╭──
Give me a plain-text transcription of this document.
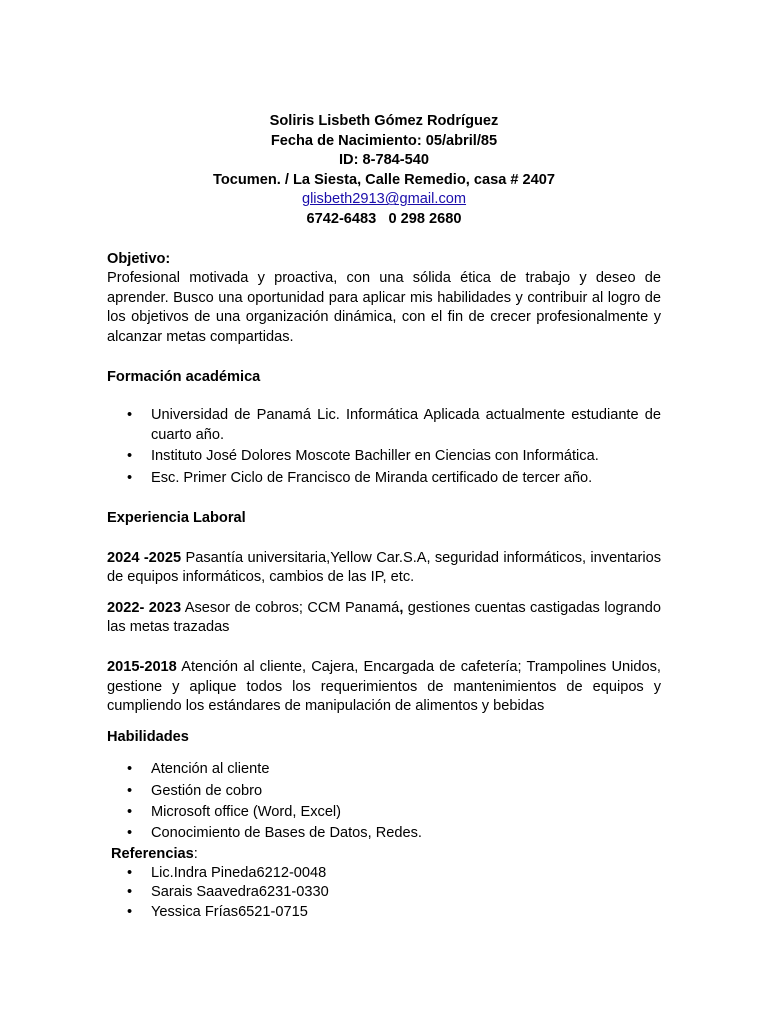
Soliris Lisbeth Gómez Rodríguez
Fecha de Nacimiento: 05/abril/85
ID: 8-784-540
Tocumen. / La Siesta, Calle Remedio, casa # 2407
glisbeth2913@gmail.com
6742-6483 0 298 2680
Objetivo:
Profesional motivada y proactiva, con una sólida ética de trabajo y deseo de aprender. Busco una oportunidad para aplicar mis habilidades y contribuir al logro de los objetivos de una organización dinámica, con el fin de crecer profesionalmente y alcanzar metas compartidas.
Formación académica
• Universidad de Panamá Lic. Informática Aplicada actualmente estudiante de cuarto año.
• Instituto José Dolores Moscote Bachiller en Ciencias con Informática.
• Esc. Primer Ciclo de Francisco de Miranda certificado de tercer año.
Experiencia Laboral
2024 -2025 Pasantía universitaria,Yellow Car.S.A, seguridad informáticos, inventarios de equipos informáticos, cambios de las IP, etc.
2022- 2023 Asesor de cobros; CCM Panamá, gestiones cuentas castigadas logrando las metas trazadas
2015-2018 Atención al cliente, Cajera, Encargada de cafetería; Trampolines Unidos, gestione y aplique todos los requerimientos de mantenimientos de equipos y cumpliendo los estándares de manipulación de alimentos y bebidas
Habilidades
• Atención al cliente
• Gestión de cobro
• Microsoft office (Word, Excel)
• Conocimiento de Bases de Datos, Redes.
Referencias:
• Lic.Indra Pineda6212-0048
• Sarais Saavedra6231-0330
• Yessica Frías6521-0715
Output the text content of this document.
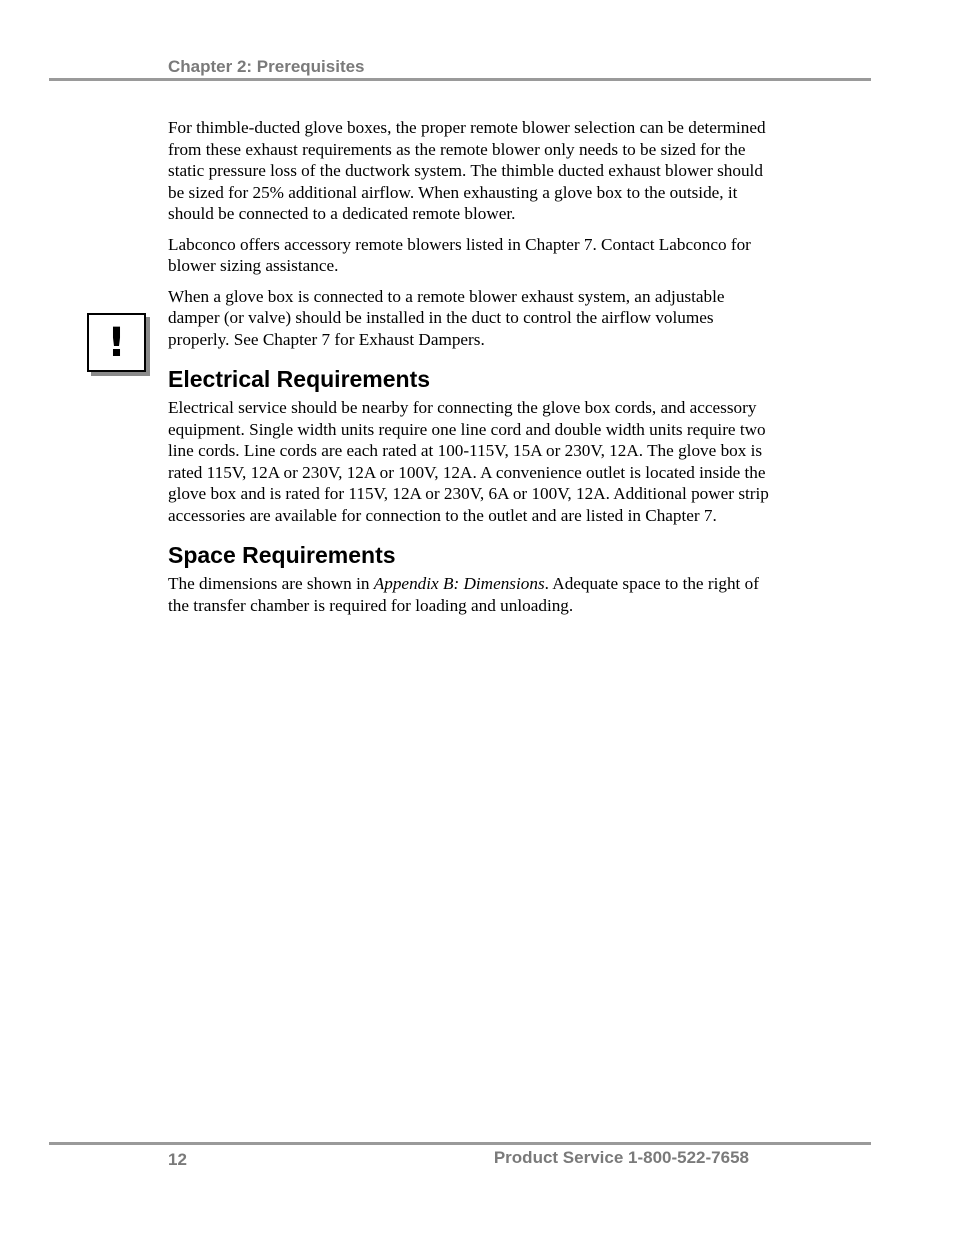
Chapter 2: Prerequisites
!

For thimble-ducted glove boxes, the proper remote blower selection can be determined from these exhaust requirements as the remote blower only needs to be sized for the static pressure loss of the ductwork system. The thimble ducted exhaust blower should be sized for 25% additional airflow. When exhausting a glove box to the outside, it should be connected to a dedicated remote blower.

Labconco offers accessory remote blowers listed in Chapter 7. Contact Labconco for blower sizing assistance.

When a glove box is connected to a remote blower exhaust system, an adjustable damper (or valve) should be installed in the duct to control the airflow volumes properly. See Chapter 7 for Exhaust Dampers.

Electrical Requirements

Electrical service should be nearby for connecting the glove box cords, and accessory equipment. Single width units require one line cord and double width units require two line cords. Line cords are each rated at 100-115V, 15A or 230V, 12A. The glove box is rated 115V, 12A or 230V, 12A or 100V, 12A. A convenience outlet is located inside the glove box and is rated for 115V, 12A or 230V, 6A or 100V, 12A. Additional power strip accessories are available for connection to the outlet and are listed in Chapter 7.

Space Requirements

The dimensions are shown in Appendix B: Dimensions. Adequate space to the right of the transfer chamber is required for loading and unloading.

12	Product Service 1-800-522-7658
╰──
- [SET EXERCISE] Say how many lines in the records above hold "Panamá", and give no other text.

- [EXERCISE SOLUTION] 2